■ **Data extracted from a collection**
┄┄┄┄┄┄┄┄┄┄

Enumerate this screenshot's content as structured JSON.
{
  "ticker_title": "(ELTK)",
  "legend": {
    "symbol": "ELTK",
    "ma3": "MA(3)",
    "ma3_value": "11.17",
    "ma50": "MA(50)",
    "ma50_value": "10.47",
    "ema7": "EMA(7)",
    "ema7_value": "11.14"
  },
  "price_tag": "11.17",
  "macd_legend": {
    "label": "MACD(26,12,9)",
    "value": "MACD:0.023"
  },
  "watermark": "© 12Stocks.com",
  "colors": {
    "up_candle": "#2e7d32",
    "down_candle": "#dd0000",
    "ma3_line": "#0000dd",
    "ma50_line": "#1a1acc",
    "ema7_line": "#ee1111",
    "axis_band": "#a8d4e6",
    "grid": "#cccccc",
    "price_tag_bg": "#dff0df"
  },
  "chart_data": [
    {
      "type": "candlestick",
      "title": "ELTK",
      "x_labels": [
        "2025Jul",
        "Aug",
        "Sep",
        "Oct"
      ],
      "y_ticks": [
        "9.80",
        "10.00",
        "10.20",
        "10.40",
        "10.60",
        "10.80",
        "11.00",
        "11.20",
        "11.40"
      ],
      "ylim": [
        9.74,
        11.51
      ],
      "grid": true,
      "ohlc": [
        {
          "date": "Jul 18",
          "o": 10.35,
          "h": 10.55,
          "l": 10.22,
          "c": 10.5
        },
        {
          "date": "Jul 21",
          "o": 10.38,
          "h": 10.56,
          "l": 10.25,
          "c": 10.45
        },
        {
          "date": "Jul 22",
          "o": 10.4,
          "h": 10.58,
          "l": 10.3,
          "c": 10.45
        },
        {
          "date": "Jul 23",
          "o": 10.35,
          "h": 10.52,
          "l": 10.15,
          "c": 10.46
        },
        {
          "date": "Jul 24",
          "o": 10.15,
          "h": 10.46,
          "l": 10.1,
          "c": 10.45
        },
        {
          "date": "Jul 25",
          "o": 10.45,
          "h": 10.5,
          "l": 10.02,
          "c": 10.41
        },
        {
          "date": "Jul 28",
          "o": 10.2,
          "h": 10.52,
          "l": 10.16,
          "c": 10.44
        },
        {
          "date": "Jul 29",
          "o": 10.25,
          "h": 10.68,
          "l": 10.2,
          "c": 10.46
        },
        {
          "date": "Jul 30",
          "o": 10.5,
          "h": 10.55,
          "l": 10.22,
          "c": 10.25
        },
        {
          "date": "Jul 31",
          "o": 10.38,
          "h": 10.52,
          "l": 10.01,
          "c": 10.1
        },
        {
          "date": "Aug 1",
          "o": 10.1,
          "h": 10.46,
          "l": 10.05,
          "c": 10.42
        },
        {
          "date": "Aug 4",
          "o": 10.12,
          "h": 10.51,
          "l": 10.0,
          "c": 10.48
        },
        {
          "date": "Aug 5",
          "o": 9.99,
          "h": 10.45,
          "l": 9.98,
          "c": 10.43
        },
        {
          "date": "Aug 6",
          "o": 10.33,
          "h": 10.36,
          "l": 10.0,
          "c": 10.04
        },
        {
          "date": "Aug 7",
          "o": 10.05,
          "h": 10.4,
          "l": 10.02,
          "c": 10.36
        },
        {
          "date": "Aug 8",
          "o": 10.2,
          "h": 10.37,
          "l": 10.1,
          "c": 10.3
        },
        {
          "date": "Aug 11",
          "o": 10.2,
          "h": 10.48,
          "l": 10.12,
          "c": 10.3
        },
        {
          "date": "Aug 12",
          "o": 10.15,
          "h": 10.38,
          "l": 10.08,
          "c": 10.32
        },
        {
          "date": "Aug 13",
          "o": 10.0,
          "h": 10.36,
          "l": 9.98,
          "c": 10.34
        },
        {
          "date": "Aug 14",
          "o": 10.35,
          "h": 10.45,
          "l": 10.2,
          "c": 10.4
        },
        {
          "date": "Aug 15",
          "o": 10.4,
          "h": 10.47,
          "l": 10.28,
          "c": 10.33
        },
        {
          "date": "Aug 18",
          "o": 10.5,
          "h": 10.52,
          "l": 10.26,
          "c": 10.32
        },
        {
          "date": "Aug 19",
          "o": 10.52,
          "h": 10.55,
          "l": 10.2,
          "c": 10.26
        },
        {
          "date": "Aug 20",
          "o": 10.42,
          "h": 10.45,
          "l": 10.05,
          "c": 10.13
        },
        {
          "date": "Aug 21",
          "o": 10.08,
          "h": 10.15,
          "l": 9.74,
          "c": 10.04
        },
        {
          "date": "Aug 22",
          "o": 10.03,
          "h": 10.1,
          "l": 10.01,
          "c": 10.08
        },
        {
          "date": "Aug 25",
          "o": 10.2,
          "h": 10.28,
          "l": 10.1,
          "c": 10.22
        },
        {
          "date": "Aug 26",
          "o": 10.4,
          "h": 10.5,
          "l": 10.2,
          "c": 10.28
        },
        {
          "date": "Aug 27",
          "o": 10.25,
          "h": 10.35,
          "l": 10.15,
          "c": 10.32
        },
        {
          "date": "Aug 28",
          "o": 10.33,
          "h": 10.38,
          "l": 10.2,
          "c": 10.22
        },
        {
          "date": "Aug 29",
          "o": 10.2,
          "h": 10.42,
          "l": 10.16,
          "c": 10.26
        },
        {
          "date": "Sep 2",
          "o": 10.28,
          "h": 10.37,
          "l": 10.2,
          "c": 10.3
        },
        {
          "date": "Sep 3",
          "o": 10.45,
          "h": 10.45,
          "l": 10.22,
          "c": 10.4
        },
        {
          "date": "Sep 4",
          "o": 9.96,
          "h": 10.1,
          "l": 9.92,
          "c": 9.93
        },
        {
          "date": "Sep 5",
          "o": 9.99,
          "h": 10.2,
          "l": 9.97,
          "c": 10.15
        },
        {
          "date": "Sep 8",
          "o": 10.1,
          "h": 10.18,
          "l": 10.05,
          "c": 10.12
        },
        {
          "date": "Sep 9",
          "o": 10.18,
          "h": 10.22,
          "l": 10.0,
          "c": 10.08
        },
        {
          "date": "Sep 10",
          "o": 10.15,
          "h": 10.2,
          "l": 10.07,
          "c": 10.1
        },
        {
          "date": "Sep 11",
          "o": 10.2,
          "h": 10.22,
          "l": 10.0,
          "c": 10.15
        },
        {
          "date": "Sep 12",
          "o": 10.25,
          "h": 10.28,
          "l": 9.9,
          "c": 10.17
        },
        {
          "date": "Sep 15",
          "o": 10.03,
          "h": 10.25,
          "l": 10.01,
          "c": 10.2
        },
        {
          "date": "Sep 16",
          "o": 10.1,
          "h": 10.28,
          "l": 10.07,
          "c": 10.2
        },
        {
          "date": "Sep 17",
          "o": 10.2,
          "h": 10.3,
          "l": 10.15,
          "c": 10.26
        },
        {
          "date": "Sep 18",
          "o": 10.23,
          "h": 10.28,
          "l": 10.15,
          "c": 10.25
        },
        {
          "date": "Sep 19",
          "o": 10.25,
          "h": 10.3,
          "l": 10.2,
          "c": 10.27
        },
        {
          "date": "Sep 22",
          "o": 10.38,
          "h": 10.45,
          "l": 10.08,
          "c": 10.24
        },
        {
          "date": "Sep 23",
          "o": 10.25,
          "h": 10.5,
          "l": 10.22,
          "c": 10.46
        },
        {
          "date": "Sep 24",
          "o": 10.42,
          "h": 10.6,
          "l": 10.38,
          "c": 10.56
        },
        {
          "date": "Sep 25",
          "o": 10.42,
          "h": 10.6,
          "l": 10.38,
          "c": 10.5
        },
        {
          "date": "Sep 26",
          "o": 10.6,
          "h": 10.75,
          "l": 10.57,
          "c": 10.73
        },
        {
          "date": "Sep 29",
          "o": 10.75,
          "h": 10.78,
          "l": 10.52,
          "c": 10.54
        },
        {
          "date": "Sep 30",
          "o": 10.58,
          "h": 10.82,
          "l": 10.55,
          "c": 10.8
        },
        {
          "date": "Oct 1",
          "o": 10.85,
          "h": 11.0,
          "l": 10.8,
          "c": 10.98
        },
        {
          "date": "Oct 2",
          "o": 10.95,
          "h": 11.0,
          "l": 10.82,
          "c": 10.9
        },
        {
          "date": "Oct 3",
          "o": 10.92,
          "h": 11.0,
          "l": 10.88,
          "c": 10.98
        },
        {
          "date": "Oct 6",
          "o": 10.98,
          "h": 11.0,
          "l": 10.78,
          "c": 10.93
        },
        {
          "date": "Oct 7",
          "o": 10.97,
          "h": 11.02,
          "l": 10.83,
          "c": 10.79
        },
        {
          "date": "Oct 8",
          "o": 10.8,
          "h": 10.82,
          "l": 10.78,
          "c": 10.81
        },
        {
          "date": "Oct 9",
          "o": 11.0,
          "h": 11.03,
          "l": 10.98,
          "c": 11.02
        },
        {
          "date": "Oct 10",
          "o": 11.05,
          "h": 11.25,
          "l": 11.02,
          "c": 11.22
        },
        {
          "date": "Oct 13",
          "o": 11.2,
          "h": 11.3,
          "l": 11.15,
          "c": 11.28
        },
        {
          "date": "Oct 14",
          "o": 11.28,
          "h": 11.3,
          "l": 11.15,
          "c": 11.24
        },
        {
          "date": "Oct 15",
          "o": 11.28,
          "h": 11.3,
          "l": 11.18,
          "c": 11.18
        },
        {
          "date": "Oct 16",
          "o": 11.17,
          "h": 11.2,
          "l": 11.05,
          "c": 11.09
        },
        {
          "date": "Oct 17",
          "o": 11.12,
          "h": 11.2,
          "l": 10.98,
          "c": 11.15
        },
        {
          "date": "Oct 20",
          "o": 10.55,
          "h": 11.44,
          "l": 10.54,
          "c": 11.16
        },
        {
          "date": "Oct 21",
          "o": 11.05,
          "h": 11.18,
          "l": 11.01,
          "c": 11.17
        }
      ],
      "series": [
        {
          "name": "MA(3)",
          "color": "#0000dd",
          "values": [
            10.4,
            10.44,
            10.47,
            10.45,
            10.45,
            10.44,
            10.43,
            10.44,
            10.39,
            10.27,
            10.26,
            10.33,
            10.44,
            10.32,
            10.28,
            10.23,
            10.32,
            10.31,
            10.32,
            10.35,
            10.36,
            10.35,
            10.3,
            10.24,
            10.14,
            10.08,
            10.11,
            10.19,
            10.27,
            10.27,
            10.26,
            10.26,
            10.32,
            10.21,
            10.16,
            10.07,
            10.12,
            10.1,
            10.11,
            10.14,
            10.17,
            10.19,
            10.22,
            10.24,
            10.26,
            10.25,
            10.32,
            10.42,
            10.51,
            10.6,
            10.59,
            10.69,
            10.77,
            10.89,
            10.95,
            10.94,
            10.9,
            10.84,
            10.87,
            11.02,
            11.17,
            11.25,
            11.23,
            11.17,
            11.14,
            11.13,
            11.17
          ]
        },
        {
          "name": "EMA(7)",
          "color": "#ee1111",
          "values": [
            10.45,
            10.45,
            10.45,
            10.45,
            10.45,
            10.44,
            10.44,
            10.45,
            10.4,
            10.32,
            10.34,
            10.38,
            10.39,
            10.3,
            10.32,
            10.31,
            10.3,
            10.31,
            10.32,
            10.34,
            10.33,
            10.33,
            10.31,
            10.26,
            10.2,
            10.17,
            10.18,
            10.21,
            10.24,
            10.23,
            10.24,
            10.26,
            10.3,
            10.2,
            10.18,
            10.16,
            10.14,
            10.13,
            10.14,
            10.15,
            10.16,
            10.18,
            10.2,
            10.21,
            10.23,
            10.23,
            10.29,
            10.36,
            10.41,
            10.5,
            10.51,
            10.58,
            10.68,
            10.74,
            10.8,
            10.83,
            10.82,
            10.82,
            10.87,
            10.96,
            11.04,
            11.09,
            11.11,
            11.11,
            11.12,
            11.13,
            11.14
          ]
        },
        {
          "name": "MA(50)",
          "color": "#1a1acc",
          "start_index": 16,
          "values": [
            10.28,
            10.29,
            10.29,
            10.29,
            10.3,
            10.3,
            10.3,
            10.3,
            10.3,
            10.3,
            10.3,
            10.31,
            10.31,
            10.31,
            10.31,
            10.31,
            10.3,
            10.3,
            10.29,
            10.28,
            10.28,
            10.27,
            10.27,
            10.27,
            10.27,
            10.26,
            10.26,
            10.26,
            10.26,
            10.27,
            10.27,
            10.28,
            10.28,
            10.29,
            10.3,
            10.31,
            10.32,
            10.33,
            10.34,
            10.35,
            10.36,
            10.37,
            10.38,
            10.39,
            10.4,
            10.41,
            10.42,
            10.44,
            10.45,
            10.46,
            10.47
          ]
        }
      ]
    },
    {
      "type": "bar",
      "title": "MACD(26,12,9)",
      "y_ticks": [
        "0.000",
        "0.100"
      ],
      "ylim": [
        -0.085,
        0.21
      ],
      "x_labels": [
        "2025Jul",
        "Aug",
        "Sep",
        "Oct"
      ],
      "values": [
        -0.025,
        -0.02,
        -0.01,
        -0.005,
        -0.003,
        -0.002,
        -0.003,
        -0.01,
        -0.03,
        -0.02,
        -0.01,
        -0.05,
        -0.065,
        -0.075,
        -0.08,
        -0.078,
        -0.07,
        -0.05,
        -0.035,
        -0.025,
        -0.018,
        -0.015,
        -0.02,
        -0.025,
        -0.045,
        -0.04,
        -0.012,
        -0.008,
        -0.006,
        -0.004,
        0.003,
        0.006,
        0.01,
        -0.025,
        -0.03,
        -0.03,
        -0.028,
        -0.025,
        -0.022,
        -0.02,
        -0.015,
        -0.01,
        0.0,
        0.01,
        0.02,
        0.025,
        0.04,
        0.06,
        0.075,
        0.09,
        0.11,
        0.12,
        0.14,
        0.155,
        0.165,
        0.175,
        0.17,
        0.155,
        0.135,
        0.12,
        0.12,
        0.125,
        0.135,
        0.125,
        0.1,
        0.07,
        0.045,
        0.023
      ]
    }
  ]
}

┄┄┄┄┄┄┄┄┄┄

■ **Written instruction**
How many lines in the records hold the string "ELTK"? Reply with the number alone.

■ **Full output**
3